■ Direction
Reproduce the records word for word, from the very start through the line containing "- review-time: 6 months ago: [549, 127, 589, 134]", with that line included.

**** Record extracts

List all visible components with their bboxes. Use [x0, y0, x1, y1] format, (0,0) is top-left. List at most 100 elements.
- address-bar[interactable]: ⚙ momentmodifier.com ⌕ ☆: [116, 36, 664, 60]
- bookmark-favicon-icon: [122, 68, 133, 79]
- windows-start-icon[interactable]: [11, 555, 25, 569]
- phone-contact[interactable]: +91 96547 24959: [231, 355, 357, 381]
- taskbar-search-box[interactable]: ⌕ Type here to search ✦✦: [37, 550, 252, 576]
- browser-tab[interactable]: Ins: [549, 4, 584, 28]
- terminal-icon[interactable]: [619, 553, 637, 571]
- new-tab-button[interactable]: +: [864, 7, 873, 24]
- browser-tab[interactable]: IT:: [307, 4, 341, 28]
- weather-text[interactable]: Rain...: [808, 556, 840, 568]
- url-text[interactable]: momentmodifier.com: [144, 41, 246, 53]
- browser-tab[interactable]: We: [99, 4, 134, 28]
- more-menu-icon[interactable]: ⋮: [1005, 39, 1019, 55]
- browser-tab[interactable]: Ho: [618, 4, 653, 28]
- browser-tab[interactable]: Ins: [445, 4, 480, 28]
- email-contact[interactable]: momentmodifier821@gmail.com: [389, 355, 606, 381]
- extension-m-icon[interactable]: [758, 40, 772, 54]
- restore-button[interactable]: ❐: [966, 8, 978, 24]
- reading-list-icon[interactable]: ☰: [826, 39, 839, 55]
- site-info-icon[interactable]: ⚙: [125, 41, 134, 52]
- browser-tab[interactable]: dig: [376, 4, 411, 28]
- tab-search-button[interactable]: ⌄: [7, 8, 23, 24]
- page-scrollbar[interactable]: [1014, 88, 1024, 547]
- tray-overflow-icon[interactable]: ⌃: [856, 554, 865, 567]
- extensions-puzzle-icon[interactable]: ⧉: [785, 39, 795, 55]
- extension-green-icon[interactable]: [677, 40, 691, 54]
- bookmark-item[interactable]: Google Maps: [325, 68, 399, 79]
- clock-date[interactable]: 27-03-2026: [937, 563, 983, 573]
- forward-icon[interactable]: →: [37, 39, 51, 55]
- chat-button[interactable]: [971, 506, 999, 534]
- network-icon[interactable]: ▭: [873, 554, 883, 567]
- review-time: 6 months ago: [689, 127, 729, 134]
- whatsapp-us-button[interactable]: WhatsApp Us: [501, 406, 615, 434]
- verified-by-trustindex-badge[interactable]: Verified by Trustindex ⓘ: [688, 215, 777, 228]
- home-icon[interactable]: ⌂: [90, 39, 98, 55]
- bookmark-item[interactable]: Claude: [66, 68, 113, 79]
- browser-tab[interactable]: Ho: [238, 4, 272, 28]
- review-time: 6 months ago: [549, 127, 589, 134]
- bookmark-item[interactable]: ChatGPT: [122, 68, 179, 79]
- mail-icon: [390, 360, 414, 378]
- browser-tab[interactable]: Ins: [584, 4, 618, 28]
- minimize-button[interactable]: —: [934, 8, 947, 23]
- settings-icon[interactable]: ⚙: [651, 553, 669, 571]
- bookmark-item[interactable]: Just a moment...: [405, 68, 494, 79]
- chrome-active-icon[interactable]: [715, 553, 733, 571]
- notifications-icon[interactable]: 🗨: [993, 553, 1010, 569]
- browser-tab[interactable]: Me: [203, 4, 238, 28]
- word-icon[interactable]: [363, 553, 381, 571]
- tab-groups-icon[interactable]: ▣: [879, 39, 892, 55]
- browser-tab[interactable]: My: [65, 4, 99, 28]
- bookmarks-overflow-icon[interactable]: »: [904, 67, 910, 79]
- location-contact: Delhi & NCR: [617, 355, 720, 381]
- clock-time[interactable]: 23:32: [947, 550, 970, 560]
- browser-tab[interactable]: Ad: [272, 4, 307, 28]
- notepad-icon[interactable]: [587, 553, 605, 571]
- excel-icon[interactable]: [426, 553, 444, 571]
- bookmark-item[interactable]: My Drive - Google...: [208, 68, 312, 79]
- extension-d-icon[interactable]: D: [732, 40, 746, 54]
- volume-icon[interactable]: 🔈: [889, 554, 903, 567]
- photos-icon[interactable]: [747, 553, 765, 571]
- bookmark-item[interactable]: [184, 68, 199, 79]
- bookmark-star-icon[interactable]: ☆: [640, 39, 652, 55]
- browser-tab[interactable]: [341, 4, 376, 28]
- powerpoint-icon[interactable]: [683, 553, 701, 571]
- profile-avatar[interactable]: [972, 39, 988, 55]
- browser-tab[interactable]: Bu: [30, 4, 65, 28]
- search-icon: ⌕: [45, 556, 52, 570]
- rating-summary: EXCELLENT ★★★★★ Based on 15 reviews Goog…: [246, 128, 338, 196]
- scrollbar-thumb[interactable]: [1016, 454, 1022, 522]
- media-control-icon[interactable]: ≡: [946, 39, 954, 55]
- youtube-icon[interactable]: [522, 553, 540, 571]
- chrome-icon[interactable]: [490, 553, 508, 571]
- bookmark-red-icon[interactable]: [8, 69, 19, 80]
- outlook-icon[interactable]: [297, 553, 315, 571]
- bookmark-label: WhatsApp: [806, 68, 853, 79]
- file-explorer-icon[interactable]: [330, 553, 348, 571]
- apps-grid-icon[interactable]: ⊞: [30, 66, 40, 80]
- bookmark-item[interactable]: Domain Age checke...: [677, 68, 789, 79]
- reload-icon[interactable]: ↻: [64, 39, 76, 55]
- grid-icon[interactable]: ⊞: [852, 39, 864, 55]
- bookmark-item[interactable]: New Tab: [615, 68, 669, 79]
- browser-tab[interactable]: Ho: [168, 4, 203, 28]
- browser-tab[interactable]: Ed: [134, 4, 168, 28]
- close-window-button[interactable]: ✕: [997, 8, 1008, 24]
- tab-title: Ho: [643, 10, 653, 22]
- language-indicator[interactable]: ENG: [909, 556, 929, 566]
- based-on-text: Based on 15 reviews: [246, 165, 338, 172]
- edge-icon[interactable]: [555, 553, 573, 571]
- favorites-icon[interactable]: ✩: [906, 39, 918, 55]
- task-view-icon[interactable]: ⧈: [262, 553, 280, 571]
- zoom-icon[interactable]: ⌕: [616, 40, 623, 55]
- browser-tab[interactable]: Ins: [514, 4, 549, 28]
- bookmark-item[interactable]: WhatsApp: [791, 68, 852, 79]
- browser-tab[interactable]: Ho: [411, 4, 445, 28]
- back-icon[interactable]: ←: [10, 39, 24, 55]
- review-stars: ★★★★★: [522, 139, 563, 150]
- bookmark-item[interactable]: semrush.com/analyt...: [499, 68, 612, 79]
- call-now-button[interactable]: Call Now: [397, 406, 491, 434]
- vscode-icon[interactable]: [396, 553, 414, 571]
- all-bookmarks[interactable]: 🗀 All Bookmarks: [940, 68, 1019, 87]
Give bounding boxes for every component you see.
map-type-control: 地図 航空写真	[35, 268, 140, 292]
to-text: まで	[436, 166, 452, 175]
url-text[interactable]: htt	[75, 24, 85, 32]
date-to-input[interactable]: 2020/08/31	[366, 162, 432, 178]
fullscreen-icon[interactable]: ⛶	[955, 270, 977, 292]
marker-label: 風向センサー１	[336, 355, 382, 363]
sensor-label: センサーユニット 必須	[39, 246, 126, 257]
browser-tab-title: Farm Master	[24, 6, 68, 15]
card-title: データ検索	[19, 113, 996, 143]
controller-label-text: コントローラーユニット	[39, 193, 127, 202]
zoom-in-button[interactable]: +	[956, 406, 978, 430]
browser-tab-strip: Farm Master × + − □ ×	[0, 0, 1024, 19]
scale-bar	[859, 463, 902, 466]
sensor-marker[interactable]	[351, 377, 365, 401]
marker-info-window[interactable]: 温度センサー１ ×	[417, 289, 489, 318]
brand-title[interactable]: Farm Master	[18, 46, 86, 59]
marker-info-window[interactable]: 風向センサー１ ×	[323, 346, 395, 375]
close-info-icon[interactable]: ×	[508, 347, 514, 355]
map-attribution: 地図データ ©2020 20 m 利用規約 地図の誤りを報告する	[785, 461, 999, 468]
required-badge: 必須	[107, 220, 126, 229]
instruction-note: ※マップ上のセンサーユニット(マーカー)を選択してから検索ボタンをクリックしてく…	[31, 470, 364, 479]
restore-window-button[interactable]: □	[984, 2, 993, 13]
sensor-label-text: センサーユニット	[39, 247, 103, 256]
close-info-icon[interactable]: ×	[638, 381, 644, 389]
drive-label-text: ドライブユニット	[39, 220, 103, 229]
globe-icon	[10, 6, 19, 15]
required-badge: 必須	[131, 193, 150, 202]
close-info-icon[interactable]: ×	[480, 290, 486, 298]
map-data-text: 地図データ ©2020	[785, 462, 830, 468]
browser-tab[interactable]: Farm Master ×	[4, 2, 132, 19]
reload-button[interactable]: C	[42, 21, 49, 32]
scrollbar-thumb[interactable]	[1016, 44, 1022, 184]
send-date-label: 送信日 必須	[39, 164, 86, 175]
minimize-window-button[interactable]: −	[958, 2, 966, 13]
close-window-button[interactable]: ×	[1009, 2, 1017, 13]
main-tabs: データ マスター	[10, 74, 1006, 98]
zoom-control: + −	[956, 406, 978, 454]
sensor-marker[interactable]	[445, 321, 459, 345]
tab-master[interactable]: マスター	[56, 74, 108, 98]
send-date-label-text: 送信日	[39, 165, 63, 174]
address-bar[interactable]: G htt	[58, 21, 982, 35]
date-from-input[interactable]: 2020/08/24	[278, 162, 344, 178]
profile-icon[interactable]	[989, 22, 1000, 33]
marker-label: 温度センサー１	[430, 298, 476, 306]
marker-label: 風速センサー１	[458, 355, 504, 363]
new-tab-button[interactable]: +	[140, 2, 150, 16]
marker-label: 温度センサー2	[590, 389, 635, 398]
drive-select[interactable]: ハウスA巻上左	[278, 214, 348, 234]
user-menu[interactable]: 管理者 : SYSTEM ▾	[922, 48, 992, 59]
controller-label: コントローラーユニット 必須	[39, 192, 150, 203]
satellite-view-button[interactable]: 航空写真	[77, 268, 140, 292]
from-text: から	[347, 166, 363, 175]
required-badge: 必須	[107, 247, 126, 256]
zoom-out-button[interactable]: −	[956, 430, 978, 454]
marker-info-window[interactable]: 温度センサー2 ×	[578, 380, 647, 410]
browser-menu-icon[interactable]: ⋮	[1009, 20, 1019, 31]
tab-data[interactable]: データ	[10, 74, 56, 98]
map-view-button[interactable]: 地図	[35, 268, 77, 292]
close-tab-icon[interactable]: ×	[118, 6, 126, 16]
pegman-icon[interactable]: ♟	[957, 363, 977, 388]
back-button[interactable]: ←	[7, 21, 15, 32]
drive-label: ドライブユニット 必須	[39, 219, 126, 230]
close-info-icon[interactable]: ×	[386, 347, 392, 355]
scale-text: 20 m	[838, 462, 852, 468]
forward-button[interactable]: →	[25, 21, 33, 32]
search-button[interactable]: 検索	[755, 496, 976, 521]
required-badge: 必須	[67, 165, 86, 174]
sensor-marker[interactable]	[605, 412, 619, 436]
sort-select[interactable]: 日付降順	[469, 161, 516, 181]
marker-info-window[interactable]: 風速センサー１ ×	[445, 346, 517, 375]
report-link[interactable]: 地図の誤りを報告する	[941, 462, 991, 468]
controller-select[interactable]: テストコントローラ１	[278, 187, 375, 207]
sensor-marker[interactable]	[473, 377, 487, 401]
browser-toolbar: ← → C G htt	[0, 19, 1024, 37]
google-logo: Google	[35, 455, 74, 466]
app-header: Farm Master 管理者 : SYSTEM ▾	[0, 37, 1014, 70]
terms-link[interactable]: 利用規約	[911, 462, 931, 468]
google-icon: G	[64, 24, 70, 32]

********

■ Correct answer
List all visible components with their bboxes. Use [x0, y0, x1, y1] format, (0,0) is top-left. List at most 100 elements.
- address-bar[interactable]: ⚙ momentmodifier.com ⌕ ☆: [116, 36, 664, 60]
- bookmark-favicon-icon: [122, 68, 133, 79]
- windows-start-icon[interactable]: [11, 555, 25, 569]
- phone-contact[interactable]: +91 96547 24959: [231, 355, 357, 381]
- taskbar-search-box[interactable]: ⌕ Type here to search ✦✦: [37, 550, 252, 576]
- browser-tab[interactable]: Ins: [549, 4, 584, 28]
- terminal-icon[interactable]: [619, 553, 637, 571]
- new-tab-button[interactable]: +: [864, 7, 873, 24]
- browser-tab[interactable]: IT:: [307, 4, 341, 28]
- weather-text[interactable]: Rain...: [808, 556, 840, 568]
- url-text[interactable]: momentmodifier.com: [144, 41, 246, 53]
- browser-tab[interactable]: We: [99, 4, 134, 28]
- more-menu-icon[interactable]: ⋮: [1005, 39, 1019, 55]
- browser-tab[interactable]: Ho: [618, 4, 653, 28]
- browser-tab[interactable]: Ins: [445, 4, 480, 28]
- email-contact[interactable]: momentmodifier821@gmail.com: [389, 355, 606, 381]
- extension-m-icon[interactable]: [758, 40, 772, 54]
- restore-button[interactable]: ❐: [966, 8, 978, 24]
- reading-list-icon[interactable]: ☰: [826, 39, 839, 55]
- site-info-icon[interactable]: ⚙: [125, 41, 134, 52]
- browser-tab[interactable]: dig: [376, 4, 411, 28]
- tab-search-button[interactable]: ⌄: [7, 8, 23, 24]
- page-scrollbar[interactable]: [1014, 88, 1024, 547]
- tray-overflow-icon[interactable]: ⌃: [856, 554, 865, 567]
- extensions-puzzle-icon[interactable]: ⧉: [785, 39, 795, 55]
- extension-green-icon[interactable]: [677, 40, 691, 54]
- bookmark-item[interactable]: Google Maps: [325, 68, 399, 79]
- clock-date[interactable]: 27-03-2026: [937, 563, 983, 573]
- forward-icon[interactable]: →: [37, 39, 51, 55]
- chat-button[interactable]: [971, 506, 999, 534]
- network-icon[interactable]: ▭: [873, 554, 883, 567]
- review-time: 6 months ago: [689, 127, 729, 134]
- whatsapp-us-button[interactable]: WhatsApp Us: [501, 406, 615, 434]
- verified-by-trustindex-badge[interactable]: Verified by Trustindex ⓘ: [688, 215, 777, 228]
- home-icon[interactable]: ⌂: [90, 39, 98, 55]
- bookmark-item[interactable]: Claude: [66, 68, 113, 79]
- browser-tab[interactable]: Ho: [238, 4, 272, 28]
- review-time: 6 months ago: [549, 127, 589, 134]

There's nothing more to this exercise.